DATA FOR THIS TASK:
_ _ _ _ _

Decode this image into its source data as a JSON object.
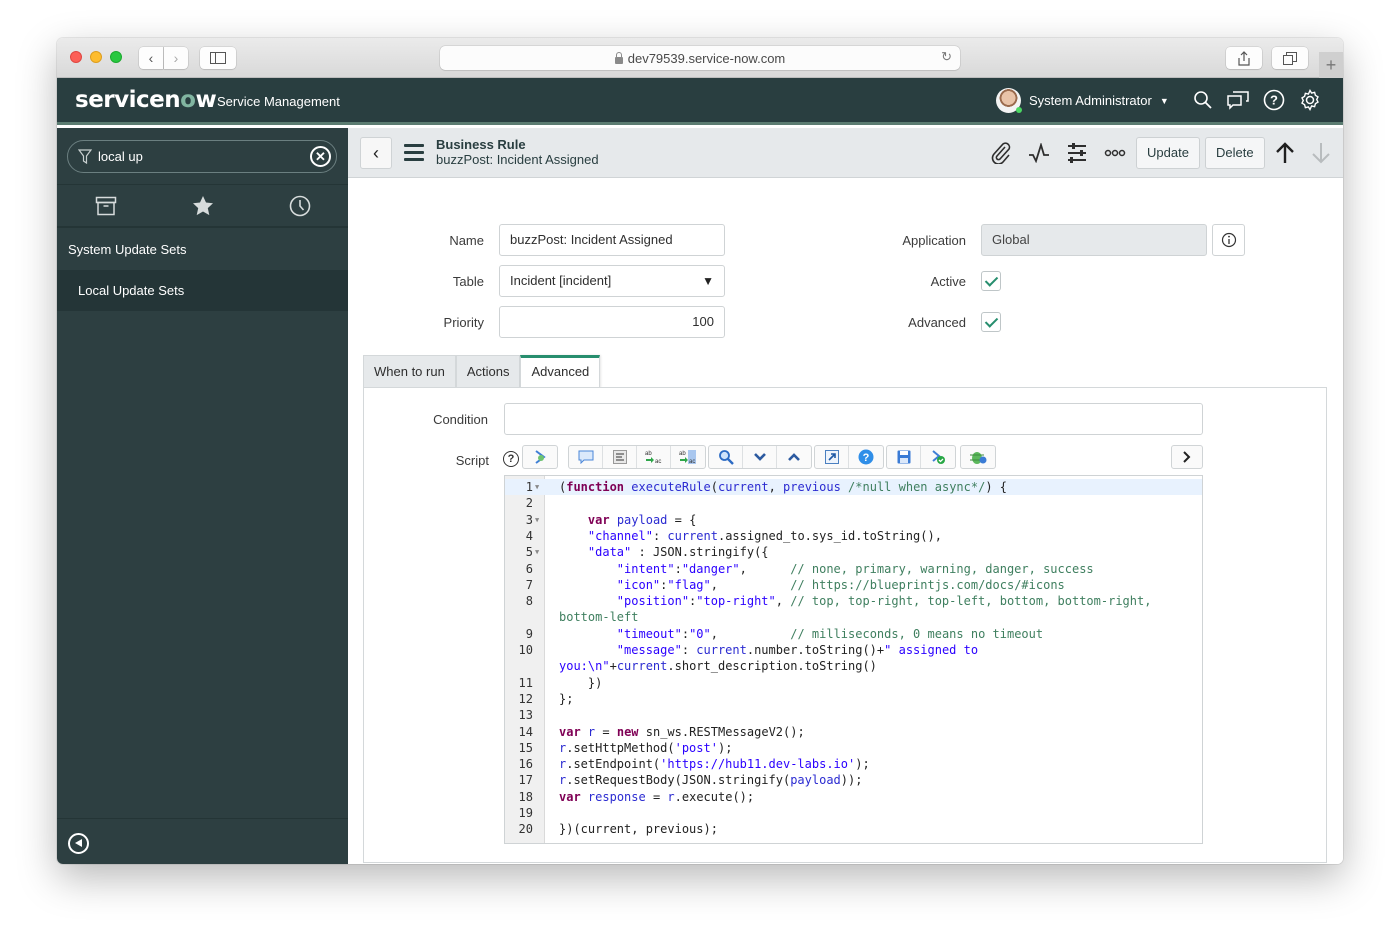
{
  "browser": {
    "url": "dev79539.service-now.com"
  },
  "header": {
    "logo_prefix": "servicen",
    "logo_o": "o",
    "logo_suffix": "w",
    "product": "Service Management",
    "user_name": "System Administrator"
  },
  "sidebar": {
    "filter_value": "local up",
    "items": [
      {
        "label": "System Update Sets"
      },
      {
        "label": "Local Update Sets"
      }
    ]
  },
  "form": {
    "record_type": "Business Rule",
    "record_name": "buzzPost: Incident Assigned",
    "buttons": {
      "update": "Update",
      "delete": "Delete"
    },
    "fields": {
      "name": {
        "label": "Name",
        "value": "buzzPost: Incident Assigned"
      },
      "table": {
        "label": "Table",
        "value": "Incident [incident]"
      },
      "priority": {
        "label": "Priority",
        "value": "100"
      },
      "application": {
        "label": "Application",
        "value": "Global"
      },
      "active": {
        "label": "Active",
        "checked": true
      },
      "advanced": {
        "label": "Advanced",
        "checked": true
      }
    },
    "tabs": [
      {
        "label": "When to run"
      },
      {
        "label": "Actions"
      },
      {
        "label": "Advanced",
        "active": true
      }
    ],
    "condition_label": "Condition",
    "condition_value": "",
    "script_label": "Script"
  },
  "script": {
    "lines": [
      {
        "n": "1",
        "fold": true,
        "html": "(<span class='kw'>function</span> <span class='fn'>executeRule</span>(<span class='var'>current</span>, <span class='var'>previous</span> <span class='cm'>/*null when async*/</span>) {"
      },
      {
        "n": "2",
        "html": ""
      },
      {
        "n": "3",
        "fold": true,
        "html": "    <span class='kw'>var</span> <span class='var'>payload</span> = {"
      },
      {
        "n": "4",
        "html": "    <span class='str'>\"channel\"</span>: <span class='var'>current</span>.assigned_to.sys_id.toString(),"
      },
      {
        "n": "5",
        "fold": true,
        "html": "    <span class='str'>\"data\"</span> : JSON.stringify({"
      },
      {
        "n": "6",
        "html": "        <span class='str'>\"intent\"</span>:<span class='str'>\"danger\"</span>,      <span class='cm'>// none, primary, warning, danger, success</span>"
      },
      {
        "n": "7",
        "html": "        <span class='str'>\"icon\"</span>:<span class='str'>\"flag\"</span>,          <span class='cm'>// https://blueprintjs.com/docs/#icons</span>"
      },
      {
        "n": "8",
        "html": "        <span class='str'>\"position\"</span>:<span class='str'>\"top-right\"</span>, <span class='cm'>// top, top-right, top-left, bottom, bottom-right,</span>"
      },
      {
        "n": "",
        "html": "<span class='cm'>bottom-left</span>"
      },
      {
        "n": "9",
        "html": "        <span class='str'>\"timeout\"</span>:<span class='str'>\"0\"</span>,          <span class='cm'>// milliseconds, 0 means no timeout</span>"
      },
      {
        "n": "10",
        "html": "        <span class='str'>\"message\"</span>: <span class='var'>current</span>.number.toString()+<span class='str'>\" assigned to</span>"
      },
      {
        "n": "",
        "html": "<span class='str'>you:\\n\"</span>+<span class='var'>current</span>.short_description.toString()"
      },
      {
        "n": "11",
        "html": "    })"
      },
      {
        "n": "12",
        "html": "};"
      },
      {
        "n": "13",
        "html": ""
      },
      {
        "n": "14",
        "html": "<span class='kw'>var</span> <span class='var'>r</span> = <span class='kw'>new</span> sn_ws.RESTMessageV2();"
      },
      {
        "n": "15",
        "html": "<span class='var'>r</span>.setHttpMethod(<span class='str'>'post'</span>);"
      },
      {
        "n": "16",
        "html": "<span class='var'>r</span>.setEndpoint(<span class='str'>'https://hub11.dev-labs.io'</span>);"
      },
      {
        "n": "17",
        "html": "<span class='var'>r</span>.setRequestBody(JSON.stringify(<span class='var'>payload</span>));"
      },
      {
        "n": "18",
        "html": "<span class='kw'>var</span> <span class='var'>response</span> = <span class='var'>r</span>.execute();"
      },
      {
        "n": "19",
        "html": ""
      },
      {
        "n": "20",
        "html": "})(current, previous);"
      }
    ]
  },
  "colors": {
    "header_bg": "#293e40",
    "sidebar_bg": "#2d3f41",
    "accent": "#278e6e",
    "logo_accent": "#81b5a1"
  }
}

_ _ _ _ _

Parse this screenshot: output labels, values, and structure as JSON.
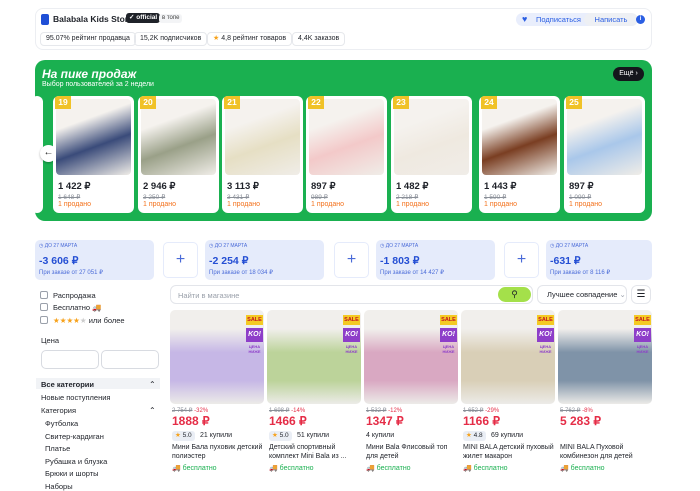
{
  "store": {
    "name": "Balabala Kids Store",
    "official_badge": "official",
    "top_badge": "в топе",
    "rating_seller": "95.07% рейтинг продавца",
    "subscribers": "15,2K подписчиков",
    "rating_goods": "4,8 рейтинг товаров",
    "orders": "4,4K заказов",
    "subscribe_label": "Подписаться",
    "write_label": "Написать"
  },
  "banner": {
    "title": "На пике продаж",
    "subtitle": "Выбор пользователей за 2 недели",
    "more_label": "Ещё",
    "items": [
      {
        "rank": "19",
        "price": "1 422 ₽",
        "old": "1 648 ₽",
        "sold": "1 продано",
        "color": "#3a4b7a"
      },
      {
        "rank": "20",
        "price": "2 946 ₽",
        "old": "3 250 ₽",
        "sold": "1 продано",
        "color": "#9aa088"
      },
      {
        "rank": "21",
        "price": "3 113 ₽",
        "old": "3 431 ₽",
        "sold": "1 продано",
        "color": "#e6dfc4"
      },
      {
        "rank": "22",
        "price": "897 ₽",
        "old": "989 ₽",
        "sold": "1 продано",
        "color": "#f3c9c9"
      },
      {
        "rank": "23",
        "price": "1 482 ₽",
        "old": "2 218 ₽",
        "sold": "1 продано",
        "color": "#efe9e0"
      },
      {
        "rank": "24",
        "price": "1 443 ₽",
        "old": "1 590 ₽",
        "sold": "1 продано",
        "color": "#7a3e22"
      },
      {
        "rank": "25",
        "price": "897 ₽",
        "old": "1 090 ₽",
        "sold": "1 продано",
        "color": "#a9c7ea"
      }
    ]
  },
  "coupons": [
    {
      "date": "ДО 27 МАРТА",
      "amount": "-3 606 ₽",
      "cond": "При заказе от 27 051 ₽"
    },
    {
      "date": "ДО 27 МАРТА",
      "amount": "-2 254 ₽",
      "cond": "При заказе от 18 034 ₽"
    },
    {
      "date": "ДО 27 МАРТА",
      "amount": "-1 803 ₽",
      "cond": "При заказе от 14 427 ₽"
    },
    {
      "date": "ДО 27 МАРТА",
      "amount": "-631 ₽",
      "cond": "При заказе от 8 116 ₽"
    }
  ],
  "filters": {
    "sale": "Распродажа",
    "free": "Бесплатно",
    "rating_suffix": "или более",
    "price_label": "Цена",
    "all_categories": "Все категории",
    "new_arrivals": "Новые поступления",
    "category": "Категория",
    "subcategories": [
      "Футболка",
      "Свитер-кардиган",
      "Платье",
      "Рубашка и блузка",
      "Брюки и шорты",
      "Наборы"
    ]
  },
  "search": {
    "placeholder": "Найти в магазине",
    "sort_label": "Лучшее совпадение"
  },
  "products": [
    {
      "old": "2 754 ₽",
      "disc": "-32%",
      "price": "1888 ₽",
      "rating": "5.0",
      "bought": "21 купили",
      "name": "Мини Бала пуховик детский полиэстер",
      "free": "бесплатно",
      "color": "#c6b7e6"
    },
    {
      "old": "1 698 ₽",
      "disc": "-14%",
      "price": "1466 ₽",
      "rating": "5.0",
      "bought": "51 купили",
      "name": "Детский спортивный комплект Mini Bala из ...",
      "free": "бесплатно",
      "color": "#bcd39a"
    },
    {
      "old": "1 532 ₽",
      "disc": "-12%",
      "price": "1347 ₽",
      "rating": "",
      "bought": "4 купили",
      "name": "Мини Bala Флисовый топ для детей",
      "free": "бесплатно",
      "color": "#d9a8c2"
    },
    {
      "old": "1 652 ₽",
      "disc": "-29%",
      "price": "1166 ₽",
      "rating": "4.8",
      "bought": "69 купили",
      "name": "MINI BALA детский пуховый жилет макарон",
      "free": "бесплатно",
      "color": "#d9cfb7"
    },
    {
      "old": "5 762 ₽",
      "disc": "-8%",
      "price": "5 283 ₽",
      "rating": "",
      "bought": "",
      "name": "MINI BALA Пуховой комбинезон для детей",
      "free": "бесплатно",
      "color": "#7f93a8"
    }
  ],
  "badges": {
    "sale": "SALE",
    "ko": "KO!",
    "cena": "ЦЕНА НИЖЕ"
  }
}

_ _ _ _ _

GIVEN REQUEST: For each line of the entries that includes "stringify", show that line.

RESULT OF THE TASK:
        "html": "    <span class='str'>\"data\"</span> : JSON.stringify({"
        "html": "<span class='var'>r</span>.setRequestBody(JSON.stringify(<span class='var'>payload</span>));"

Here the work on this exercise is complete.